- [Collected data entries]

-*-*-

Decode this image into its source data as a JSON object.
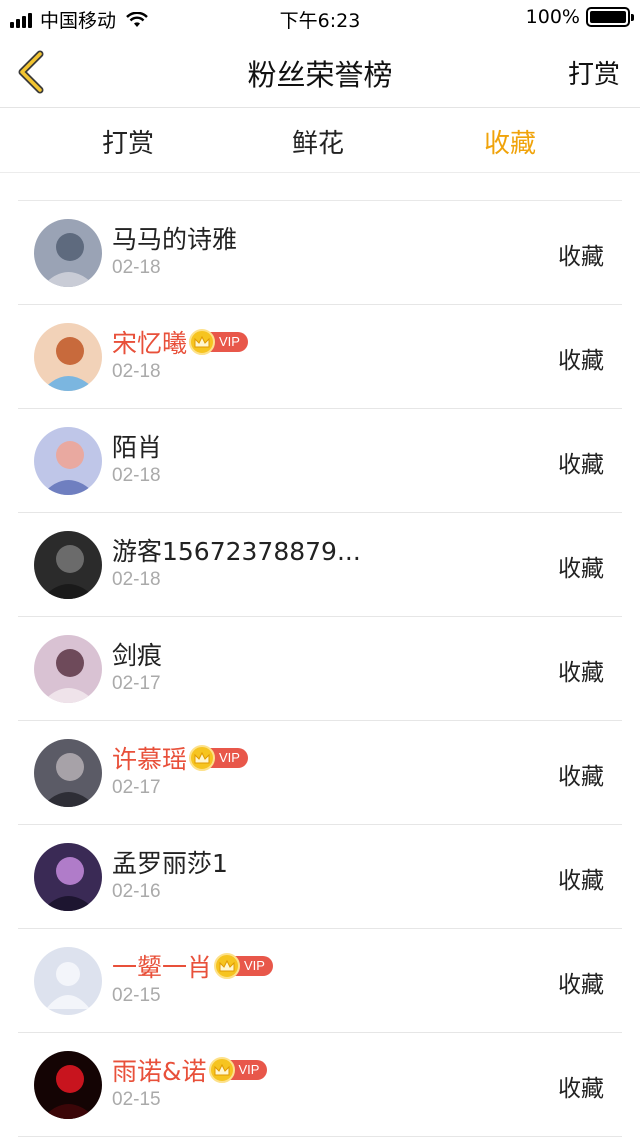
{
  "status_bar": {
    "carrier": "中国移动",
    "time": "下午6:23",
    "battery": "100%"
  },
  "nav": {
    "title": "粉丝荣誉榜",
    "action": "打赏"
  },
  "tabs": [
    {
      "label": "打赏",
      "active": false
    },
    {
      "label": "鲜花",
      "active": false
    },
    {
      "label": "收藏",
      "active": true
    }
  ],
  "colors": {
    "accent": "#f0a30a",
    "vip_name": "#e8503a",
    "vip_tag": "#e8574a",
    "crown": "#f6c420"
  },
  "vip_label": "VIP",
  "rows": [
    {
      "name": "马马的诗雅",
      "date": "02-18",
      "action": "收藏",
      "vip": false,
      "avatar": "photo-avatar"
    },
    {
      "name": "宋忆曦",
      "date": "02-18",
      "action": "收藏",
      "vip": true,
      "avatar": "photo-avatar"
    },
    {
      "name": "陌肖",
      "date": "02-18",
      "action": "收藏",
      "vip": false,
      "avatar": "photo-avatar"
    },
    {
      "name": "游客15672378879...",
      "date": "02-18",
      "action": "收藏",
      "vip": false,
      "avatar": "photo-avatar"
    },
    {
      "name": "剑痕",
      "date": "02-17",
      "action": "收藏",
      "vip": false,
      "avatar": "photo-avatar"
    },
    {
      "name": "许慕瑶",
      "date": "02-17",
      "action": "收藏",
      "vip": true,
      "avatar": "photo-avatar"
    },
    {
      "name": "孟罗丽莎1",
      "date": "02-16",
      "action": "收藏",
      "vip": false,
      "avatar": "photo-avatar"
    },
    {
      "name": "一颦一肖",
      "date": "02-15",
      "action": "收藏",
      "vip": true,
      "avatar": "default-avatar"
    },
    {
      "name": "雨诺&诺",
      "date": "02-15",
      "action": "收藏",
      "vip": true,
      "avatar": "photo-avatar"
    }
  ]
}
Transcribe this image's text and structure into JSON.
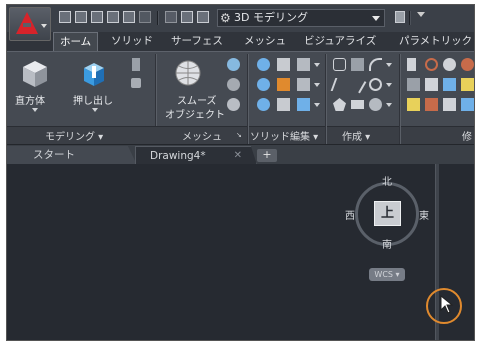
{
  "quick_access": {
    "workspace": "3D モデリング",
    "workspace_icon": "gear-icon"
  },
  "ribbon_tabs": [
    "ホーム",
    "ソリッド",
    "サーフェス",
    "メッシュ",
    "ビジュアライズ",
    "パラメトリック"
  ],
  "ribbon": {
    "modeling": {
      "box_label": "直方体",
      "extrude_label": "押し出し",
      "title": "モデリング ▾"
    },
    "mesh": {
      "smooth_label_1": "スムーズ",
      "smooth_label_2": "オブジェクト",
      "title": "メッシュ"
    },
    "solid_edit": {
      "title": "ソリッド編集 ▾"
    },
    "draw": {
      "title": "作成 ▾"
    },
    "modify": {
      "title": "修"
    }
  },
  "file_tabs": {
    "start": "スタート",
    "drawing": "Drawing4*",
    "close_symbol": "✕",
    "new_symbol": "+"
  },
  "viewcube": {
    "north": "北",
    "south": "南",
    "east": "東",
    "west": "西",
    "top": "上",
    "wcs": "WCS ▾"
  },
  "colors": {
    "accent": "#e08a2e",
    "app_logo": "#d7232a",
    "canvas": "#262a31"
  }
}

-*-*-

- [WRITTEN REQUEST] Copy out every line of the data that includes the word "into".

- [TASK SOLUTION]
Decode this image into its source data as a JSON object.
Transcribe this image's text and structure into JSON.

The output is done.